(Saved entries)
------------------------------------------------------------
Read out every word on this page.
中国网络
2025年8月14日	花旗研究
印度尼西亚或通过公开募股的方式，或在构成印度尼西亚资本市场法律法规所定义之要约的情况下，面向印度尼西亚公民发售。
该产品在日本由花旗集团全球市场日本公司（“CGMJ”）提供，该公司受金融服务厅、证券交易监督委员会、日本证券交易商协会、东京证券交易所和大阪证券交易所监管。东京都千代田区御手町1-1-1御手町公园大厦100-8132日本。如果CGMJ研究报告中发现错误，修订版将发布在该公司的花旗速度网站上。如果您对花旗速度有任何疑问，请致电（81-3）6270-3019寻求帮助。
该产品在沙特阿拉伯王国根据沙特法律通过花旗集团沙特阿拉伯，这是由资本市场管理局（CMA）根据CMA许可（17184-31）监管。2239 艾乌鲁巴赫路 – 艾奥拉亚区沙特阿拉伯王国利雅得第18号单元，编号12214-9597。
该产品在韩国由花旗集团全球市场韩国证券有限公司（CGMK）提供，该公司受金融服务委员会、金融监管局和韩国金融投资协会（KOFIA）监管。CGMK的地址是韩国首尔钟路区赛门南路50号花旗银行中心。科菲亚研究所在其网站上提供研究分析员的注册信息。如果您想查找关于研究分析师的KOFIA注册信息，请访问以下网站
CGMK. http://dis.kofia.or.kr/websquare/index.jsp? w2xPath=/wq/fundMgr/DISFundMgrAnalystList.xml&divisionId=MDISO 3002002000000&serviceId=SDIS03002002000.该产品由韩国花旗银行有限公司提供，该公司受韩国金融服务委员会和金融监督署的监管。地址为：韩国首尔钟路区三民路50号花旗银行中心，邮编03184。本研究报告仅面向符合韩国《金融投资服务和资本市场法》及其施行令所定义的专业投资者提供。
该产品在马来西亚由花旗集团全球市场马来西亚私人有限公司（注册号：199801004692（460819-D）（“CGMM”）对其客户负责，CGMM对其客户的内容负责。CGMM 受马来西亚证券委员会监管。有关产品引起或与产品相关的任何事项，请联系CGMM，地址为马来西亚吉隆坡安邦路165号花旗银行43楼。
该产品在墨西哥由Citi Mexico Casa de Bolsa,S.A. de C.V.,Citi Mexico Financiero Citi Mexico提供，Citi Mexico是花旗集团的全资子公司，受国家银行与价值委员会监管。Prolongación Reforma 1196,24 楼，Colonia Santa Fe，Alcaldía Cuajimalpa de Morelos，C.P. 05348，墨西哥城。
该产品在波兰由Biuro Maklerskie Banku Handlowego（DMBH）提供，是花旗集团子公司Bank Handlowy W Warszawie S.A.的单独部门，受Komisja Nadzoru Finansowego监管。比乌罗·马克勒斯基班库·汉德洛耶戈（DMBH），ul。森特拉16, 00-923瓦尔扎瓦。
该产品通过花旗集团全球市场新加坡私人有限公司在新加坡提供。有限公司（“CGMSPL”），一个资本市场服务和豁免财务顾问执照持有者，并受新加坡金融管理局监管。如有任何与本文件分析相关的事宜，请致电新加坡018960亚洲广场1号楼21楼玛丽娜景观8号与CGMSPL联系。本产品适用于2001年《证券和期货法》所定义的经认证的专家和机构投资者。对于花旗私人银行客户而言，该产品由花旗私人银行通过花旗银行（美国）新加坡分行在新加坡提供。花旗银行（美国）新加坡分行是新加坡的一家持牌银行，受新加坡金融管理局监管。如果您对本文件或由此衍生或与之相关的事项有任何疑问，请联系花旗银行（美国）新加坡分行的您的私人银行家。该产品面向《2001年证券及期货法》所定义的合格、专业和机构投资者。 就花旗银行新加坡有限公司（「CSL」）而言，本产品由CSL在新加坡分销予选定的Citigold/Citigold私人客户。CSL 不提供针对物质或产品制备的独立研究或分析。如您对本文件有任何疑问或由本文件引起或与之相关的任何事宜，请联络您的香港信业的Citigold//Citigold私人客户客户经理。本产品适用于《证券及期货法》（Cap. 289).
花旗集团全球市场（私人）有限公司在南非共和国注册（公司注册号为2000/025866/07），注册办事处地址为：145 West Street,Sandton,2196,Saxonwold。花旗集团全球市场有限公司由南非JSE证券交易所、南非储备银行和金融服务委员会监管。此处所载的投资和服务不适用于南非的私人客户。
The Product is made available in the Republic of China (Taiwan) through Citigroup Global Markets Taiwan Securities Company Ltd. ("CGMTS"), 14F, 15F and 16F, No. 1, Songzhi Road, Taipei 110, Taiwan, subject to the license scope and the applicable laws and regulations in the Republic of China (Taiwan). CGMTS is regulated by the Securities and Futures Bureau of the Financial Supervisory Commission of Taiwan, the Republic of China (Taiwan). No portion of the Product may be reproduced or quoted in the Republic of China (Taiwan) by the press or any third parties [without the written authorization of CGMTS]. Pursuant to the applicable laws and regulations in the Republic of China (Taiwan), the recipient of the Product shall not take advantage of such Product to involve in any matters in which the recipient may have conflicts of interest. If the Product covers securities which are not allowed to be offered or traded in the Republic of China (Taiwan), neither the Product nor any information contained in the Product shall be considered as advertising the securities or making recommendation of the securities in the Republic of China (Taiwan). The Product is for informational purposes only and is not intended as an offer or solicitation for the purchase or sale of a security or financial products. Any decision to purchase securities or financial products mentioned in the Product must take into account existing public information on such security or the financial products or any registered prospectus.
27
------------------------------------------------------------
TASK TO CARRY OUT:
Each entry above is to be set down again in exactly the same words.

WRITTEN REPLY:
Read out every word on this page.
中国网络
2025年8月14日	花旗研究
印度尼西亚或通过公开募股的方式，或在构成印度尼西亚资本市场法律法规所定义之要约的情况下，面向印度尼西亚公民发售。
该产品在日本由花旗集团全球市场日本公司（“CGMJ”）提供，该公司受金融服务厅、证券交易监督委员会、日本证券交易商协会、东京证券交易所和大阪证券交易所监管。东京都千代田区御手町1-1-1御手町公园大厦100-8132日本。如果CGMJ研究报告中发现错误，修订版将发布在该公司的花旗速度网站上。如果您对花旗速度有任何疑问，请致电（81-3）6270-3019寻求帮助。
该产品在沙特阿拉伯王国根据沙特法律通过花旗集团沙特阿拉伯，这是由资本市场管理局（CMA）根据CMA许可（17184-31）监管。2239 艾乌鲁巴赫路 – 艾奥拉亚区沙特阿拉伯王国利雅得第18号单元，编号12214-9597。
该产品在韩国由花旗集团全球市场韩国证券有限公司（CGMK）提供，该公司受金融服务委员会、金融监管局和韩国金融投资协会（KOFIA）监管。CGMK的地址是韩国首尔钟路区赛门南路50号花旗银行中心。科菲亚研究所在其网站上提供研究分析员的注册信息。如果您想查找关于研究分析师的KOFIA注册信息，请访问以下网站
CGMK. http://dis.kofia.or.kr/websquare/index.jsp? w2xPath=/wq/fundMgr/DISFundMgrAnalystList.xml&divisionId=MDISO 3002002000000&serviceId=SDIS03002002000.该产品由韩国花旗银行有限公司提供，该公司受韩国金融服务委员会和金融监督署的监管。地址为：韩国首尔钟路区三民路50号花旗银行中心，邮编03184。本研究报告仅面向符合韩国《金融投资服务和资本市场法》及其施行令所定义的专业投资者提供。
该产品在马来西亚由花旗集团全球市场马来西亚私人有限公司（注册号：199801004692（460819-D）（“CGMM”）对其客户负责，CGMM对其客户的内容负责。CGMM 受马来西亚证券委员会监管。有关产品引起或与产品相关的任何事项，请联系CGMM，地址为马来西亚吉隆坡安邦路165号花旗银行43楼。
该产品在墨西哥由Citi Mexico Casa de Bolsa,S.A. de C.V.,Citi Mexico Financiero Citi Mexico提供，Citi Mexico是花旗集团的全资子公司，受国家银行与价值委员会监管。Prolongación Reforma 1196,24 楼，Colonia Santa Fe，Alcaldía Cuajimalpa de Morelos，C.P. 05348，墨西哥城。
该产品在波兰由Biuro Maklerskie Banku Handlowego（DMBH）提供，是花旗集团子公司Bank Handlowy W Warszawie S.A.的单独部门，受Komisja Nadzoru Finansowego监管。比乌罗·马克勒斯基班库·汉德洛耶戈（DMBH），ul。森特拉16, 00-923瓦尔扎瓦。
该产品通过花旗集团全球市场新加坡私人有限公司在新加坡提供。有限公司（“CGMSPL”），一个资本市场服务和豁免财务顾问执照持有者，并受新加坡金融管理局监管。如有任何与本文件分析相关的事宜，请致电新加坡018960亚洲广场1号楼21楼玛丽娜景观8号与CGMSPL联系。本产品适用于2001年《证券和期货法》所定义的经认证的专家和机构投资者。对于花旗私人银行客户而言，该产品由花旗私人银行通过花旗银行（美国）新加坡分行在新加坡提供。花旗银行（美国）新加坡分行是新加坡的一家持牌银行，受新加坡金融管理局监管。如果您对本文件或由此衍生或与之相关的事项有任何疑问，请联系花旗银行（美国）新加坡分行的您的私人银行家。该产品面向《2001年证券及期货法》所定义的合格、专业和机构投资者。 就花旗银行新加坡有限公司（「CSL」）而言，本产品由CSL在新加坡分销予选定的Citigold/Citigold私人客户。CSL 不提供针对物质或产品制备的独立研究或分析。如您对本文件有任何疑问或由本文件引起或与之相关的任何事宜，请联络您的香港信业的Citigold//Citigold私人客户客户经理。本产品适用于《证券及期货法》（Cap. 289).
花旗集团全球市场（私人）有限公司在南非共和国注册（公司注册号为2000/025866/07），注册办事处地址为：145 West Street,Sandton,2196,Saxonwold。花旗集团全球市场有限公司由南非JSE证券交易所、南非储备银行和金融服务委员会监管。此处所载的投资和服务不适用于南非的私人客户。
The Product is made available in the Republic of China (Taiwan) through Citigroup Global Markets Taiwan Securities Company Ltd. ("CGMTS"), 14F, 15F and 16F, No. 1, Songzhi Road, Taipei 110, Taiwan, subject to the license scope and the applicable laws and regulations in the Republic of China (Taiwan). CGMTS is regulated by the Securities and Futures Bureau of the Financial Supervisory Commission of Taiwan, the Republic of China (Taiwan). No portion of the Product may be reproduced or quoted in the Republic of China (Taiwan) by the press or any third parties [without the written authorization of CGMTS]. Pursuant to the applicable laws and regulations in the Republic of China (Taiwan), the recipient of the Product shall not take advantage of such Product to involve in any matters in which the recipient may have conflicts of interest. If the Product covers securities which are not allowed to be offered or traded in the Republic of China (Taiwan), neither the Product nor any information contained in the Product shall be considered as advertising the securities or making recommendation of the securities in the Republic of China (Taiwan). The Product is for informational purposes only and is not intended as an offer or solicitation for the purchase or sale of a security or financial products. Any decision to purchase securities or financial products mentioned in the Product must take into account existing public information on such security or the financial products or any registered prospectus.
27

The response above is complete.